▸ THE PROBLEM: Repeat every record below exactly as it appears.

▸ MATERIAL PROVIDED:
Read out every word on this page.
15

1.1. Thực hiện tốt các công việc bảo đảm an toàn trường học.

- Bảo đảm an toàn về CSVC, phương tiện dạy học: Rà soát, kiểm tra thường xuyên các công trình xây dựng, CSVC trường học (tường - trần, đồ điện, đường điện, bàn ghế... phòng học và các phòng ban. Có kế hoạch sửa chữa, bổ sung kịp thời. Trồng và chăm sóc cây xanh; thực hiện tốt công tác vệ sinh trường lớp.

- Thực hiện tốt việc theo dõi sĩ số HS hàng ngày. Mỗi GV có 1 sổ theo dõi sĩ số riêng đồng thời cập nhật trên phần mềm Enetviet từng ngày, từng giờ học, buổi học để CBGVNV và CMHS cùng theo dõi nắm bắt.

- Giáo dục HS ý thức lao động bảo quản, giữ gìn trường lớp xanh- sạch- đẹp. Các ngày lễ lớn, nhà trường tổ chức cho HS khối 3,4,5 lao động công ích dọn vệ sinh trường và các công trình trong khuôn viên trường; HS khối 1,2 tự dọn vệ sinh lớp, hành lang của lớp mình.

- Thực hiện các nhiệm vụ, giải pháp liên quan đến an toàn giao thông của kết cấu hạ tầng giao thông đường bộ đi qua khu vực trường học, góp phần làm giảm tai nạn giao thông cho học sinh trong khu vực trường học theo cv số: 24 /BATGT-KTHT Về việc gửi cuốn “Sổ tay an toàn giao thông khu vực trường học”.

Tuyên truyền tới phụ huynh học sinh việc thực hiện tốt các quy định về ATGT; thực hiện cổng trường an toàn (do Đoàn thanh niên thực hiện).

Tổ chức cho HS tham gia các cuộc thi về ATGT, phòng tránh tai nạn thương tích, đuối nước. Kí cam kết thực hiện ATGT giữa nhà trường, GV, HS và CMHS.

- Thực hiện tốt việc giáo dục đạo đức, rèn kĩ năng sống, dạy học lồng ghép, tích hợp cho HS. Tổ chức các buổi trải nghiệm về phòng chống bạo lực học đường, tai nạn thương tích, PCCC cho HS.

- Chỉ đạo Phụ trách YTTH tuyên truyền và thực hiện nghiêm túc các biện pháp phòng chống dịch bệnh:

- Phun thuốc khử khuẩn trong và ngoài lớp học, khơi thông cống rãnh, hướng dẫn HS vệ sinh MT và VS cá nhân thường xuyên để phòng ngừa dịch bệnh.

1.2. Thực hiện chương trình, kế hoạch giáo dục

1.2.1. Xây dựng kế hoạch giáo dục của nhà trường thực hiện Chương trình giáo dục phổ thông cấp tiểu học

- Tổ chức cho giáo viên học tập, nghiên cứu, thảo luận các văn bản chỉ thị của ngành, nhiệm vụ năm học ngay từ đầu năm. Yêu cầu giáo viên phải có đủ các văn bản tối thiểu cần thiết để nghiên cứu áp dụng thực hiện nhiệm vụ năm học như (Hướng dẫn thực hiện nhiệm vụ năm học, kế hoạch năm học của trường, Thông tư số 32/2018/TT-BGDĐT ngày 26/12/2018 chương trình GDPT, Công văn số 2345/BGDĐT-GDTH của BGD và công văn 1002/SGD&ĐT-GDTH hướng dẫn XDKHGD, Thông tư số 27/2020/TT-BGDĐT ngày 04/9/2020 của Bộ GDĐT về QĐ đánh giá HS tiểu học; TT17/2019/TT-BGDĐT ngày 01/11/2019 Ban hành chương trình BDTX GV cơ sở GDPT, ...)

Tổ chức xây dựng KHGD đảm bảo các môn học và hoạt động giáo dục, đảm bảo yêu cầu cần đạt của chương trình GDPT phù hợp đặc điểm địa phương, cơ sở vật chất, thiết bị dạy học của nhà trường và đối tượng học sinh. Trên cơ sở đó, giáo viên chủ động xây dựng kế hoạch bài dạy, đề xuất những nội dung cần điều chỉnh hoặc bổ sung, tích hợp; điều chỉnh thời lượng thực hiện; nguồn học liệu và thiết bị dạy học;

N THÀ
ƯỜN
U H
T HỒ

▸ TASK ANSWER:
Read out every word on this page.
15

1.1. Thực hiện tốt các công việc bảo đảm an toàn trường học.

- Bảo đảm an toàn về CSVC, phương tiện dạy học: Rà soát, kiểm tra thường xuyên các công trình xây dựng, CSVC trường học (tường - trần, đồ điện, đường điện, bàn ghế... phòng học và các phòng ban. Có kế hoạch sửa chữa, bổ sung kịp thời. Trồng và chăm sóc cây xanh; thực hiện tốt công tác vệ sinh trường lớp.

- Thực hiện tốt việc theo dõi sĩ số HS hàng ngày. Mỗi GV có 1 sổ theo dõi sĩ số riêng đồng thời cập nhật trên phần mềm Enetviet từng ngày, từng giờ học, buổi học để CBGVNV và CMHS cùng theo dõi nắm bắt.

- Giáo dục HS ý thức lao động bảo quản, giữ gìn trường lớp xanh- sạch- đẹp. Các ngày lễ lớn, nhà trường tổ chức cho HS khối 3,4,5 lao động công ích dọn vệ sinh trường và các công trình trong khuôn viên trường; HS khối 1,2 tự dọn vệ sinh lớp, hành lang của lớp mình.

- Thực hiện các nhiệm vụ, giải pháp liên quan đến an toàn giao thông của kết cấu hạ tầng giao thông đường bộ đi qua khu vực trường học, góp phần làm giảm tai nạn giao thông cho học sinh trong khu vực trường học theo cv số: 24 /BATGT-KTHT Về việc gửi cuốn “Sổ tay an toàn giao thông khu vực trường học”.

Tuyên truyền tới phụ huynh học sinh việc thực hiện tốt các quy định về ATGT; thực hiện cổng trường an toàn (do Đoàn thanh niên thực hiện).

Tổ chức cho HS tham gia các cuộc thi về ATGT, phòng tránh tai nạn thương tích, đuối nước. Kí cam kết thực hiện ATGT giữa nhà trường, GV, HS và CMHS.

- Thực hiện tốt việc giáo dục đạo đức, rèn kĩ năng sống, dạy học lồng ghép, tích hợp cho HS. Tổ chức các buổi trải nghiệm về phòng chống bạo lực học đường, tai nạn thương tích, PCCC cho HS.

- Chỉ đạo Phụ trách YTTH tuyên truyền và thực hiện nghiêm túc các biện pháp phòng chống dịch bệnh:

- Phun thuốc khử khuẩn trong và ngoài lớp học, khơi thông cống rãnh, hướng dẫn HS vệ sinh MT và VS cá nhân thường xuyên để phòng ngừa dịch bệnh.

1.2. Thực hiện chương trình, kế hoạch giáo dục

1.2.1. Xây dựng kế hoạch giáo dục của nhà trường thực hiện Chương trình giáo dục phổ thông cấp tiểu học

- Tổ chức cho giáo viên học tập, nghiên cứu, thảo luận các văn bản chỉ thị của ngành, nhiệm vụ năm học ngay từ đầu năm. Yêu cầu giáo viên phải có đủ các văn bản tối thiểu cần thiết để nghiên cứu áp dụng thực hiện nhiệm vụ năm học như (Hướng dẫn thực hiện nhiệm vụ năm học, kế hoạch năm học của trường, Thông tư số 32/2018/TT-BGDĐT ngày 26/12/2018 chương trình GDPT, Công văn số 2345/BGDĐT-GDTH của BGD và công văn 1002/SGD&ĐT-GDTH hướng dẫn XDKHGD, Thông tư số 27/2020/TT-BGDĐT ngày 04/9/2020 của Bộ GDĐT về QĐ đánh giá HS tiểu học; TT17/2019/TT-BGDĐT ngày 01/11/2019 Ban hành chương trình BDTX GV cơ sở GDPT, ...)

Tổ chức xây dựng KHGD đảm bảo các môn học và hoạt động giáo dục, đảm bảo yêu cầu cần đạt của chương trình GDPT phù hợp đặc điểm địa phương, cơ sở vật chất, thiết bị dạy học của nhà trường và đối tượng học sinh. Trên cơ sở đó, giáo viên chủ động xây dựng kế hoạch bài dạy, đề xuất những nội dung cần điều chỉnh hoặc bổ sung, tích hợp; điều chỉnh thời lượng thực hiện; nguồn học liệu và thiết bị dạy học;

N THÀ
ƯỜN
U H
T HỒ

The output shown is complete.